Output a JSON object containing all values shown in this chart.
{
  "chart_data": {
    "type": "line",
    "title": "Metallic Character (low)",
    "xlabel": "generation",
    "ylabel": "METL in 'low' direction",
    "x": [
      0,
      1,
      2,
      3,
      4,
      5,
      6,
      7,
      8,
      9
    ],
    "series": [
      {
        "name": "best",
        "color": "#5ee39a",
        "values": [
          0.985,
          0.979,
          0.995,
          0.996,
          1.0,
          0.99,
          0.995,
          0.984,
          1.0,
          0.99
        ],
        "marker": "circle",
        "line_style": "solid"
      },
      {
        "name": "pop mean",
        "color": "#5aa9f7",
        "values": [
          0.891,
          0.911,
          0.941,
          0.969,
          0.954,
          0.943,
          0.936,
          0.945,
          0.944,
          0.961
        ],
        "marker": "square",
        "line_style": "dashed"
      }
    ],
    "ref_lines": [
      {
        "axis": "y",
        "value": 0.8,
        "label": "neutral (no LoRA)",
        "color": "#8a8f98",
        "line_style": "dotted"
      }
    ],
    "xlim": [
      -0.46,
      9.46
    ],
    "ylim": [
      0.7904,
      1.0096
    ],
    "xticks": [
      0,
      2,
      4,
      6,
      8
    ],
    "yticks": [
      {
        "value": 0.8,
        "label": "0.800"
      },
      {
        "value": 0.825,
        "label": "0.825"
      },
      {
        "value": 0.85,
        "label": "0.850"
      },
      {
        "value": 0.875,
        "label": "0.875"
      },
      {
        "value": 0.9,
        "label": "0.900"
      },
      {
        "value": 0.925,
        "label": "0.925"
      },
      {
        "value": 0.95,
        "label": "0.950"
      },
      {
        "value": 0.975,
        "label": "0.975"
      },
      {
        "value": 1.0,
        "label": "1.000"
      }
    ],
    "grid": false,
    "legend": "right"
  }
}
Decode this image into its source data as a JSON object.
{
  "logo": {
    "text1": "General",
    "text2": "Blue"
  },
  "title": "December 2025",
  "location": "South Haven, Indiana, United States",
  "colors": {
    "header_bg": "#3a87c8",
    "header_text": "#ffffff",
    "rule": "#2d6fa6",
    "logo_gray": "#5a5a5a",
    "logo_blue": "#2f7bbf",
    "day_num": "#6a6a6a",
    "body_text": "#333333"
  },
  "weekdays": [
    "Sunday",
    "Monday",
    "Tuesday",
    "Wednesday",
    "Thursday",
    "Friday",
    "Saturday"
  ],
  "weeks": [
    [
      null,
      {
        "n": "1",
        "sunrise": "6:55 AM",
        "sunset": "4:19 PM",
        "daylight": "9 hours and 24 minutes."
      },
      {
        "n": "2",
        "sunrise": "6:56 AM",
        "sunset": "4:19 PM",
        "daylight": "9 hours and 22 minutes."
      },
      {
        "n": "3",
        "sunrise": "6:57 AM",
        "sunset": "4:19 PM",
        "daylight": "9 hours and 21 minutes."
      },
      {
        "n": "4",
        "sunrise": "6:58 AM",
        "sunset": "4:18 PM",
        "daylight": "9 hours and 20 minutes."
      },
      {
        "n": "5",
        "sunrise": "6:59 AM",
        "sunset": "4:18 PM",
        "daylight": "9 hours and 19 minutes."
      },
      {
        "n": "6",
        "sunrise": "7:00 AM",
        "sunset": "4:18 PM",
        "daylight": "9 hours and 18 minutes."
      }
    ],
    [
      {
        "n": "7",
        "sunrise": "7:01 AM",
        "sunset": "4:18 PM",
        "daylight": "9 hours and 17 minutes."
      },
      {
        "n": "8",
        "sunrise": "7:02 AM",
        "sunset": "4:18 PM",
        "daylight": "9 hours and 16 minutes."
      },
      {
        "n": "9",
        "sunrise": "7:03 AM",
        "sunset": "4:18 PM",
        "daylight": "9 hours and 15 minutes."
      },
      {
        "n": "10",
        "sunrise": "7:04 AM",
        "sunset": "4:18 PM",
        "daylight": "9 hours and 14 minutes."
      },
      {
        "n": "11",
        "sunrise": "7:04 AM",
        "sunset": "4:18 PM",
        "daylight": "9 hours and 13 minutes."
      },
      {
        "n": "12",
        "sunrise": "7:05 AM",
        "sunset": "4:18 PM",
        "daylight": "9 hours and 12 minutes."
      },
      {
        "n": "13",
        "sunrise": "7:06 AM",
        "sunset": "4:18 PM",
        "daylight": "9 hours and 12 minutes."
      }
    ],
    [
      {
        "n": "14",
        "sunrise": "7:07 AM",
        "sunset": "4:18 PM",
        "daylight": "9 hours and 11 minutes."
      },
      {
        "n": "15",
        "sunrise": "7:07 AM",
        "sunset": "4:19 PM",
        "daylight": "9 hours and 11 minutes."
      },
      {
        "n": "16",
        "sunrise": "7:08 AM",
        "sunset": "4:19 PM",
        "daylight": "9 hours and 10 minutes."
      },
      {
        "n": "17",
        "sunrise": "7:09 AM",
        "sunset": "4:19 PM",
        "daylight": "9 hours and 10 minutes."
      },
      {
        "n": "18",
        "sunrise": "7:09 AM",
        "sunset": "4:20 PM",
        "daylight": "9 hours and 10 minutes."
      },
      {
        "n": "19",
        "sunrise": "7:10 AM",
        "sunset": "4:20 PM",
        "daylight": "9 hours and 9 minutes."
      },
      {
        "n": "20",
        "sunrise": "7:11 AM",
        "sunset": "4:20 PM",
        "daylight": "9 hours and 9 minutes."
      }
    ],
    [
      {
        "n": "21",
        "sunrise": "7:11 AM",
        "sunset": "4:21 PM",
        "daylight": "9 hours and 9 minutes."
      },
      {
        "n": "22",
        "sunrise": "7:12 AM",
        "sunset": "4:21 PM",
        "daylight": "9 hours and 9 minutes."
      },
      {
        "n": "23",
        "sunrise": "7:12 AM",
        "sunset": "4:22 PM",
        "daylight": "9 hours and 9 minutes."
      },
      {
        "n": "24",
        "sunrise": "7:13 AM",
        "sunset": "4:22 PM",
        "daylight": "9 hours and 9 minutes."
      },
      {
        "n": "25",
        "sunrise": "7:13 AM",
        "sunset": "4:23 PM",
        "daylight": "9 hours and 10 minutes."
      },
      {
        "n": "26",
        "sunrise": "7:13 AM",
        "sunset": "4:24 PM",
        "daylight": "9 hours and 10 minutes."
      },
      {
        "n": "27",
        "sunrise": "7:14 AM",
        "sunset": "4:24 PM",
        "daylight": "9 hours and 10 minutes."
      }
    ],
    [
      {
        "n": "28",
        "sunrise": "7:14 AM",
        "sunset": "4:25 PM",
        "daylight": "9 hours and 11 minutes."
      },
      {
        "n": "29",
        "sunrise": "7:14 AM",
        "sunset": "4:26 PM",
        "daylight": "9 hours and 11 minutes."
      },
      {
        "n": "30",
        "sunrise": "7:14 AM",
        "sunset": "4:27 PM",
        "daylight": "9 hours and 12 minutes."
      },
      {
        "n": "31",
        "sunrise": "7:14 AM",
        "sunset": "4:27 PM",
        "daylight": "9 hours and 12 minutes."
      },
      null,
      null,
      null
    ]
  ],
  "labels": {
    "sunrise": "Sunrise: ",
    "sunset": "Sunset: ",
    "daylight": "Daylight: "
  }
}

GOAL:
Check the data for the word "object" and pull out the lines that have it.

TASK SOLUTION:
Output a JSON object containing all values shown in this chart.
Decode this image into its source data as a JSON object.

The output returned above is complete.